EXCERPT
══════════
# Web Design Tutorials - What do YOU want to see?



## Lenny (Jun 4, 2008)

A follow-up from my last thread (http://www.sffchronicles.co.uk/forum/45828-how-many-of-you-would-be-interested-in.html), I'm wondering what type of things people would like to see in Web Design tutorials, and how best to do it.

My initial thoughts were: general basic HTML to start with (tables, links, colours), moving on to more advanced HTML, and then stylesheets (CSS), a bit of Javascript, with the possibility of ASP and PHP later on.

The way I was considering doing it was a post or two introducing the theory, with a worked example of a site to show it in practice. Maybe a different site each week, or one site that evolves over time.

The question I put to people is this - *is there annything else you'd like to see in terms of tutorials *(if you're not sure, describe something and I'll try and translate it into the HTML elements),* and are there any other ways you'd like to see things done* (maybe five minute videos showing, very quickly, how to do things, with a voice-over by yours truly)*?*


----------



## Commonmind (Jun 5, 2008)
══════════
GIVEN DATA
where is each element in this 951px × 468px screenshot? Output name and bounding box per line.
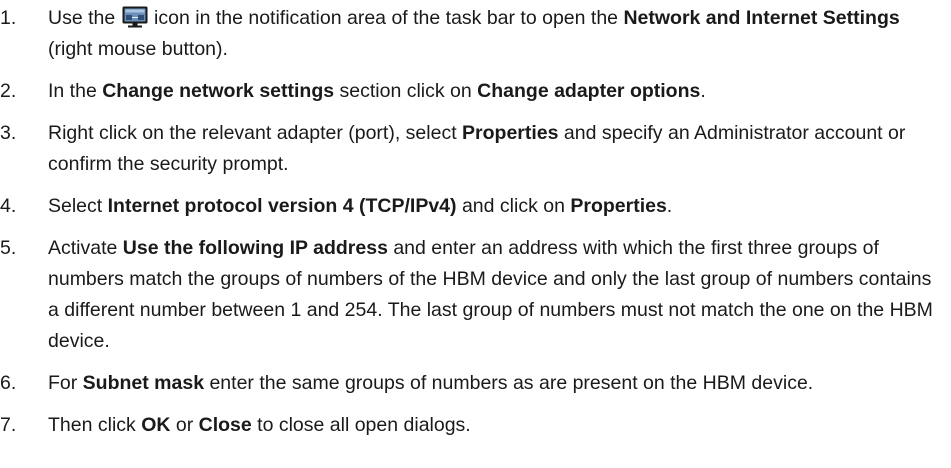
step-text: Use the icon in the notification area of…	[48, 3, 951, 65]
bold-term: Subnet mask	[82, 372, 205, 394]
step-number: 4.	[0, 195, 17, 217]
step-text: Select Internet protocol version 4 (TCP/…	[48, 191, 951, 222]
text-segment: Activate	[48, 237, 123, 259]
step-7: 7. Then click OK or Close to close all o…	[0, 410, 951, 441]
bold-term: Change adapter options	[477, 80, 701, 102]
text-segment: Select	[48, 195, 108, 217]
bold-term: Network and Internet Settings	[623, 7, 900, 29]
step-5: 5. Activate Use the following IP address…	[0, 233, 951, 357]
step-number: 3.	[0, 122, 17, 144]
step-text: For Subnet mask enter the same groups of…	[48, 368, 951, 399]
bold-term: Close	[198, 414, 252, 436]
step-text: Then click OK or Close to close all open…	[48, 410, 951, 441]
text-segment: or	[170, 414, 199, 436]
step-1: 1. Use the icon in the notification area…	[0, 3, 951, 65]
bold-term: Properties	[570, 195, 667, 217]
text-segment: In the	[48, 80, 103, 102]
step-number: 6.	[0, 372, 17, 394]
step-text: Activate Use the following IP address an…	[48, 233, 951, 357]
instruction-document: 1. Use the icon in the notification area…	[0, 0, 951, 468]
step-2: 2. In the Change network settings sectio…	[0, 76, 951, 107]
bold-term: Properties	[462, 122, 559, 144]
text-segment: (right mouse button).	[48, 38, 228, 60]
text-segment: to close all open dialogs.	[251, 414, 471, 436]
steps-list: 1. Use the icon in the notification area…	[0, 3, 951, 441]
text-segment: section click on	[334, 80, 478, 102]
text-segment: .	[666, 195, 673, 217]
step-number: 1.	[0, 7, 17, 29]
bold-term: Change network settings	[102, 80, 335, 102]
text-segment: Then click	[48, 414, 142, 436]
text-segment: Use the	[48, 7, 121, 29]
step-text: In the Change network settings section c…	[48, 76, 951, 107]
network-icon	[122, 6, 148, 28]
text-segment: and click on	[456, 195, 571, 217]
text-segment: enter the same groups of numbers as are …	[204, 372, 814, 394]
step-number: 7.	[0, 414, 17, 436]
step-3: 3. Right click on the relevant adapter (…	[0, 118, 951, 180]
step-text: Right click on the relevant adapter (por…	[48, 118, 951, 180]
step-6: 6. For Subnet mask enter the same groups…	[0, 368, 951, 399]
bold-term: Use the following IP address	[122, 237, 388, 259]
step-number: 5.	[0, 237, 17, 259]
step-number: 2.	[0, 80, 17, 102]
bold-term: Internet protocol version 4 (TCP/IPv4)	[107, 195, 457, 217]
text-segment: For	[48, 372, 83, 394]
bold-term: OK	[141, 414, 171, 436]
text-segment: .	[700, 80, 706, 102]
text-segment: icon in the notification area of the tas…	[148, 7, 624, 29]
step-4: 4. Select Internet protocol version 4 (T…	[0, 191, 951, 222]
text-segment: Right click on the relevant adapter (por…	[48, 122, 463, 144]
══════════
SET OF TASKS
(A) Can you reproduce word for word the lines of the listing starting at the line containing "step-text: Use the" and ending at the line containing "step-7: 7. Then", with both of those lines included?
(B) Could you continue the forum thread about web design tutorials from where it stops?

RESPONSE LIST
(A)
step-text: Use the icon in the notification area of…	[48, 3, 951, 65]
bold-term: Subnet mask	[82, 372, 205, 394]
step-number: 4.	[0, 195, 17, 217]
step-text: Select Internet protocol version 4 (TCP/…	[48, 191, 951, 222]
text-segment: Activate	[48, 237, 123, 259]
step-7: 7. Then click OK or Close to close all o…	[0, 410, 951, 441]

(B)
Well, maybe you could do something more specific to what people 'round here may be interested in doing. I think it's safe to say lots of folks want to learn how to set up a blog, or a site with which to communicate their ideas or (I'm guessing) to post excerpts of their stories, etc. Why not focus on how to set up a CMS, like Joomla for instance, and then go in depth with how to customize it -- both how it looks and functions. Just thinkin' that maybe if everyone had some context it might make the tutorials a little easier to follow and set them apart from the plethora of other tutorials out there.


----------



## Erin99 (Jun 5, 2008)

You're nearly at 1000 posts, CM! 

Here's a celebration in advance:
















Anyway, I recall Brian saying he's going to add a blog feature to this site sometime in the future, although right now he's too busy. Apparently we'll each have our own blog in our profile.

But you can design websites easy enough using WYSIWYG editors. Even Microsoft Word does it, if you don't mind it's bloated code full of <span></span> tags.  Dreamweaver's great for creating websites. Plus, it lets you preview your site in WYSIWYG mode, or code mode, or both.

And Len, I'd definitely be interested in learning CSS. I only have a basic knowledge of it at the mo, so all my sites have used tables instead!


----------



## Lenny (Jun 5, 2008)

In an ideal world, *Dreamweaver* would be free and available to everyone. But, alas, it is not. I have found a free program (that works on all OS) which isn't too bad, so I'll link to that for people who have nothing.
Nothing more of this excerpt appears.